▸ AIM OF THE EXERCISE
Copy out all lines that hold "this".

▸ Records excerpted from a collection

* START *

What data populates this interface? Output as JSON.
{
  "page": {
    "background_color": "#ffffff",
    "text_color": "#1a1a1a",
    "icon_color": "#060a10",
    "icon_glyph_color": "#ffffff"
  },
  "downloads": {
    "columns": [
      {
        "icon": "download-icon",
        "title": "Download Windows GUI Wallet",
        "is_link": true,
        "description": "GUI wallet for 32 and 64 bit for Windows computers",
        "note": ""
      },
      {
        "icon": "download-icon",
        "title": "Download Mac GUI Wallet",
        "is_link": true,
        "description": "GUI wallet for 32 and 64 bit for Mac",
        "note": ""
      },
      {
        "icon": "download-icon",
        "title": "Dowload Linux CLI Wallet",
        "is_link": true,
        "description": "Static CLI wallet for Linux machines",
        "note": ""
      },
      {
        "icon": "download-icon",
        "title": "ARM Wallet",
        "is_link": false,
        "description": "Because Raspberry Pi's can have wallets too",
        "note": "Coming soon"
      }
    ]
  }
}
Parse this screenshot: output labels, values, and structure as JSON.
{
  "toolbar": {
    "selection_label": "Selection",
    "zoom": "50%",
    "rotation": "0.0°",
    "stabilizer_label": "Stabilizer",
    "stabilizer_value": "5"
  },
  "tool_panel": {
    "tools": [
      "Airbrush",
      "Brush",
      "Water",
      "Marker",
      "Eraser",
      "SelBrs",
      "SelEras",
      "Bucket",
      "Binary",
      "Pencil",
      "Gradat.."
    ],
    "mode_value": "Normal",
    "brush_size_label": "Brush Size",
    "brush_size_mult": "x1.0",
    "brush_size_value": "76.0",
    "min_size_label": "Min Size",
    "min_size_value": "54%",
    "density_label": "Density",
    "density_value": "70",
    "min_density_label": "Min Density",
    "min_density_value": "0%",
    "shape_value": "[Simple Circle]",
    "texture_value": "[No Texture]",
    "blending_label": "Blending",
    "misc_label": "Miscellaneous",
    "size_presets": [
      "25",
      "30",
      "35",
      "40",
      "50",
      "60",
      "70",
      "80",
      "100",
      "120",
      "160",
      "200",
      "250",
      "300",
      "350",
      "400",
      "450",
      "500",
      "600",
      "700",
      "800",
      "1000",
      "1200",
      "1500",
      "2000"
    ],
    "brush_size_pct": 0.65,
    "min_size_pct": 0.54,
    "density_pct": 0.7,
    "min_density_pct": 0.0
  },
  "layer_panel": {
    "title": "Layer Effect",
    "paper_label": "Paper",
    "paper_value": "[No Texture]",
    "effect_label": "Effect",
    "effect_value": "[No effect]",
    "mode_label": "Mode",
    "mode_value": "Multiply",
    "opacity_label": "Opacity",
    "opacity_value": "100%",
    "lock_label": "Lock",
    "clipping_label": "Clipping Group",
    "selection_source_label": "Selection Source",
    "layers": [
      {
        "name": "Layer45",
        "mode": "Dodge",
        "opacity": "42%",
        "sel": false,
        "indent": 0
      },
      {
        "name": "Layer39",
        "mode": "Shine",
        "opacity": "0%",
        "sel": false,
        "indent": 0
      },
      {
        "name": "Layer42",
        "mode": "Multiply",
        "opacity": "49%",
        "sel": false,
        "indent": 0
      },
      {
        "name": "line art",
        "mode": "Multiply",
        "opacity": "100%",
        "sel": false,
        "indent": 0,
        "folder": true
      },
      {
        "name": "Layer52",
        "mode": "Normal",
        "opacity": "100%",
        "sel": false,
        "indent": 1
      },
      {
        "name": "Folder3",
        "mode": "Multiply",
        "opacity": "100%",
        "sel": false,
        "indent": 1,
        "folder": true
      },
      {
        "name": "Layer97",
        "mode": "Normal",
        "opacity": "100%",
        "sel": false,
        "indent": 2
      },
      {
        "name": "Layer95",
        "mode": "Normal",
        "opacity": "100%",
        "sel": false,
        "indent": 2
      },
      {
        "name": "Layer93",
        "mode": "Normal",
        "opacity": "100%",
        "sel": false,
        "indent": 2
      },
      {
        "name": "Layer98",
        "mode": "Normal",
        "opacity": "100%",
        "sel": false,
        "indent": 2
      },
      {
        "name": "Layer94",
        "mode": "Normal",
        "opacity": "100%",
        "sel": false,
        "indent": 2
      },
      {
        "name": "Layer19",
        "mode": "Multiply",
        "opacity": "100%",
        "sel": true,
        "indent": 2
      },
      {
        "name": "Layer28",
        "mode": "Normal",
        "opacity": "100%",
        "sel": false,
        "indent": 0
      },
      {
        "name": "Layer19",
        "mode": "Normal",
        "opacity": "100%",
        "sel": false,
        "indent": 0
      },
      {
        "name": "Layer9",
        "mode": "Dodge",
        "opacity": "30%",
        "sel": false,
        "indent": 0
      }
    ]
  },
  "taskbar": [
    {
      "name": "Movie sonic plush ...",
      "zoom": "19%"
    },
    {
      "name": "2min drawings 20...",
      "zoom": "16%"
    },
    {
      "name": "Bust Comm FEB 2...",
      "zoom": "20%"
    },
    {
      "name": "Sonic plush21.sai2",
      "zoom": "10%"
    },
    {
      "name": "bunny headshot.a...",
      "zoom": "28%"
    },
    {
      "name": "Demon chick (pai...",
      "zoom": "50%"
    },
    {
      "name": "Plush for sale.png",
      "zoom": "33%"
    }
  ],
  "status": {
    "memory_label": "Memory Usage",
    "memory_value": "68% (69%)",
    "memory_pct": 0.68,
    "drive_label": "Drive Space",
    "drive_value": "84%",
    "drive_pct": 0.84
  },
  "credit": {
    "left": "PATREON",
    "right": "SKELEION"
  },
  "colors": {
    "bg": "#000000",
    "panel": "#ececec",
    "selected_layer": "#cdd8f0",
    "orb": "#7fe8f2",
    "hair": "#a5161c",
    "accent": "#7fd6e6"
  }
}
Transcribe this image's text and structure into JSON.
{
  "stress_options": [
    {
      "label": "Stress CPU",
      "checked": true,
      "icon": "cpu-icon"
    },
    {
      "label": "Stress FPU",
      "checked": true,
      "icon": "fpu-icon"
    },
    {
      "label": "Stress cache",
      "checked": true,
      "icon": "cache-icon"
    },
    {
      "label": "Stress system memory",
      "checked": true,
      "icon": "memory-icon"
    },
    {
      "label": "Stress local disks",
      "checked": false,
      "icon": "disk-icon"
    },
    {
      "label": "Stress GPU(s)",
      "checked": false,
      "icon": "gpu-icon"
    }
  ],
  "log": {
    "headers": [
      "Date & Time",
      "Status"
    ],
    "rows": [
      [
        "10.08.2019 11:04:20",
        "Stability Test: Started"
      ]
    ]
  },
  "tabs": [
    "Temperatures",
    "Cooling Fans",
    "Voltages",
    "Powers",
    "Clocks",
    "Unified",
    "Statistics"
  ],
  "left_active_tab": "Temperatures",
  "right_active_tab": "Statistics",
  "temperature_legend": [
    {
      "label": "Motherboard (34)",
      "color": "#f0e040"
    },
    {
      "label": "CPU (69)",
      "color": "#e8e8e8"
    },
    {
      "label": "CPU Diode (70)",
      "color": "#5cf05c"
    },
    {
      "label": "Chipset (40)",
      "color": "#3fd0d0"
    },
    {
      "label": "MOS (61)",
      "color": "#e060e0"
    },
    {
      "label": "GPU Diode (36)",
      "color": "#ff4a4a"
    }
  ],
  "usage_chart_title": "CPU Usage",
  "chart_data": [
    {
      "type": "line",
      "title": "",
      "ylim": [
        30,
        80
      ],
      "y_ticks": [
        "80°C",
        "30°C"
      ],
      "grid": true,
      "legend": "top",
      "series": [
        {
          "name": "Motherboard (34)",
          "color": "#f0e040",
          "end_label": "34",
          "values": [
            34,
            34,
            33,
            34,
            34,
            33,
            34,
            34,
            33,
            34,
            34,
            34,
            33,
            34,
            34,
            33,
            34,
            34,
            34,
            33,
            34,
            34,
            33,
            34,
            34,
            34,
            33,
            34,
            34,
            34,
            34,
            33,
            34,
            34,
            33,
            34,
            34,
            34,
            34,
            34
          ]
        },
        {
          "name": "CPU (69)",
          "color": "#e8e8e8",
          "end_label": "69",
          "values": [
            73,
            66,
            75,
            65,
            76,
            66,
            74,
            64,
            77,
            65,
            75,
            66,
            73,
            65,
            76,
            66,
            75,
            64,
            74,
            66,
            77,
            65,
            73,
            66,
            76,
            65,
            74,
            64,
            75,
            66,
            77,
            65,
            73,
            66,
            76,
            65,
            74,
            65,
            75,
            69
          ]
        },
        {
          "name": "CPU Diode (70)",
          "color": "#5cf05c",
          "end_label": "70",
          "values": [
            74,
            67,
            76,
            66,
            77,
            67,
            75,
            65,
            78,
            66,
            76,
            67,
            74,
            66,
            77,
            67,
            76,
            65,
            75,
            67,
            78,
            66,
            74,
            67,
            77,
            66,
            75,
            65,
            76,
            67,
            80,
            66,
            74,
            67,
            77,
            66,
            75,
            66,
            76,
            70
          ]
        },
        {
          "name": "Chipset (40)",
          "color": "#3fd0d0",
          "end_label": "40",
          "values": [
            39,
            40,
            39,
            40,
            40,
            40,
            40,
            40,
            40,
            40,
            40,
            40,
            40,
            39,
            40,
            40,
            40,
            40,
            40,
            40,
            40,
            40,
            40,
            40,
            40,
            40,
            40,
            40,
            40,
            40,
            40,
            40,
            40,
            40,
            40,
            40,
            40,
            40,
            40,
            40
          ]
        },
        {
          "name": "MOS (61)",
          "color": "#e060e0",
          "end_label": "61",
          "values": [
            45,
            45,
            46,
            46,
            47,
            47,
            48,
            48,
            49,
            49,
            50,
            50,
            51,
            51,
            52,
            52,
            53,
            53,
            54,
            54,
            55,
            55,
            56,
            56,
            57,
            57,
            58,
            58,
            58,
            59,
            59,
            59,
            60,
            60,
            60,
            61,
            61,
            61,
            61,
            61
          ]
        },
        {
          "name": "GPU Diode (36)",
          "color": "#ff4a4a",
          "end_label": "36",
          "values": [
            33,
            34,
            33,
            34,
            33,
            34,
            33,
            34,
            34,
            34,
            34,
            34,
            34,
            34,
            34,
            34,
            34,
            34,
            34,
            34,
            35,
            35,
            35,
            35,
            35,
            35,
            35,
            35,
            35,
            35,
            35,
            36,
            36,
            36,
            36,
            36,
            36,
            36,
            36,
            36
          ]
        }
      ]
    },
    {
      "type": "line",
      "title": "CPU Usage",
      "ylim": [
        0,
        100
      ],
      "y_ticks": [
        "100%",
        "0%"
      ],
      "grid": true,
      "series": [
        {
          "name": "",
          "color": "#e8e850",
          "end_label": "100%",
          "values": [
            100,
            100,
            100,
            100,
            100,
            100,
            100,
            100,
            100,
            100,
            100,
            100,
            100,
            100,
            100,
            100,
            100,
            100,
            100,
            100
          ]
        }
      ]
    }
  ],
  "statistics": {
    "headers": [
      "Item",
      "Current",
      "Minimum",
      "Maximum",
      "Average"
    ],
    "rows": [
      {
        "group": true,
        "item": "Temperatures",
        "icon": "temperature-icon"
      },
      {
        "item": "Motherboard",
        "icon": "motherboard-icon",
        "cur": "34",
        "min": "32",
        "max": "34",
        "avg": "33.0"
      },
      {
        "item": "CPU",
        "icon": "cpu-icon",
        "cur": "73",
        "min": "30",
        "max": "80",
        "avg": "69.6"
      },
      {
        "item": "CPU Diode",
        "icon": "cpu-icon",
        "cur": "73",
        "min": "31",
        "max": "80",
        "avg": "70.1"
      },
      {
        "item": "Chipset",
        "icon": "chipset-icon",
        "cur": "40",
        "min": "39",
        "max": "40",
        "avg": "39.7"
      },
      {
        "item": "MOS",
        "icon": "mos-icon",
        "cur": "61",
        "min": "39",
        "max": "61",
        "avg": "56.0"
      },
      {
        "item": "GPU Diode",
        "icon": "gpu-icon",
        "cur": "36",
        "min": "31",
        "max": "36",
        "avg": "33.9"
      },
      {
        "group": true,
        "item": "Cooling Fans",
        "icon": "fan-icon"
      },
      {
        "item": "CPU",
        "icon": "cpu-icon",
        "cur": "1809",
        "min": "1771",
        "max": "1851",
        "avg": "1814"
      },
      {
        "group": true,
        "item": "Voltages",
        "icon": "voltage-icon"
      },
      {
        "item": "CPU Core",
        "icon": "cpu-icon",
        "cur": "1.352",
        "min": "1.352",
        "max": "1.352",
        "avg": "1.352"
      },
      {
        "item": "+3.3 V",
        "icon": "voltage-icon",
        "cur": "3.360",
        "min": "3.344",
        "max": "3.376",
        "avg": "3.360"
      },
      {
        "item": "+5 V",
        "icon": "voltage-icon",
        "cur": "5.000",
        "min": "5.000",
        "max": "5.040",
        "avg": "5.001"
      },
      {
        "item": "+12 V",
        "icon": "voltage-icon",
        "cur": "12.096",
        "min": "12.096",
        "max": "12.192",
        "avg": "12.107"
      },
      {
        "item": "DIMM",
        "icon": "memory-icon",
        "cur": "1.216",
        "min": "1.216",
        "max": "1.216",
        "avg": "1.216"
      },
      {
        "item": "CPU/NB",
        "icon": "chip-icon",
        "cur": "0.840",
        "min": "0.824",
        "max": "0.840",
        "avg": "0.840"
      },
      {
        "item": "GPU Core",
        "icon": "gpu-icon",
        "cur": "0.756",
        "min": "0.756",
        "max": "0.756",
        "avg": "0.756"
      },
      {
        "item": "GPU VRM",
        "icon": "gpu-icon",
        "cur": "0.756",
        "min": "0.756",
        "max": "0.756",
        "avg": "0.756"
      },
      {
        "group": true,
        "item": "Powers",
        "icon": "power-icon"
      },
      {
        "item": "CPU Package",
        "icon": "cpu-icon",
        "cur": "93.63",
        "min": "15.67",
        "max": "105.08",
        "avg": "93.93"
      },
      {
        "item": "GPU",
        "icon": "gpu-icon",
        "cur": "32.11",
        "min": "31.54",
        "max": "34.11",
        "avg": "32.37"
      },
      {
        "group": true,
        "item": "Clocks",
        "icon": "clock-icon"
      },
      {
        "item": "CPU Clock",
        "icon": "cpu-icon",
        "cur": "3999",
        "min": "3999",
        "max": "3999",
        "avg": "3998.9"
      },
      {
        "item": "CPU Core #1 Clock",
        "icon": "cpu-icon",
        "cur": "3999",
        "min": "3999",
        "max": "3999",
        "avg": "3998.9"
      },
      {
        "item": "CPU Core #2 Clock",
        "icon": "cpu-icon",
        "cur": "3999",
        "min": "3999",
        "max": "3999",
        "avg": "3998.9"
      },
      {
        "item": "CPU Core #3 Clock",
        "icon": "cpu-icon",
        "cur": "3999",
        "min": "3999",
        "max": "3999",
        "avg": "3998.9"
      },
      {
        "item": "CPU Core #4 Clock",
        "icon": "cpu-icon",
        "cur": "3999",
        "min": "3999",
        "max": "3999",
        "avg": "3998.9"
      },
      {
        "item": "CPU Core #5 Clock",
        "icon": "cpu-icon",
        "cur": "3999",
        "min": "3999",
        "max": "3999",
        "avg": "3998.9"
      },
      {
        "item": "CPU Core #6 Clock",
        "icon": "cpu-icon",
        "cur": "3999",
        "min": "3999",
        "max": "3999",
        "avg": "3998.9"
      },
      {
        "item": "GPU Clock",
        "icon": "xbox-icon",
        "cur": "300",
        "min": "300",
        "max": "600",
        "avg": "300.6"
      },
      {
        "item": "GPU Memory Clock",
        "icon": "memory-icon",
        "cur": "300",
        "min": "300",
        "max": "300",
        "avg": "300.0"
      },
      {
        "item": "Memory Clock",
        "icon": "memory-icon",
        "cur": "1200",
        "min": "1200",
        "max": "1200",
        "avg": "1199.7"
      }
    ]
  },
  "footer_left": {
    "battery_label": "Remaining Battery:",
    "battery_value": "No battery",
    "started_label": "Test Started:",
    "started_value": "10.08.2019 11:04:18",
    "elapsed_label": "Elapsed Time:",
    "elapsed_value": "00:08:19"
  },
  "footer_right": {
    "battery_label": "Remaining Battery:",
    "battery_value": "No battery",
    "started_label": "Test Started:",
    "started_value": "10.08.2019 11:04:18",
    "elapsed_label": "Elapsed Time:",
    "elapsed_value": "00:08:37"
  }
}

* END *

▸ EXERCISE ANSWER
What data populates this interface? Output as JSON.
Parse this screenshot: output labels, values, and structure as JSON.
Transcribe this image's text and structure into JSON.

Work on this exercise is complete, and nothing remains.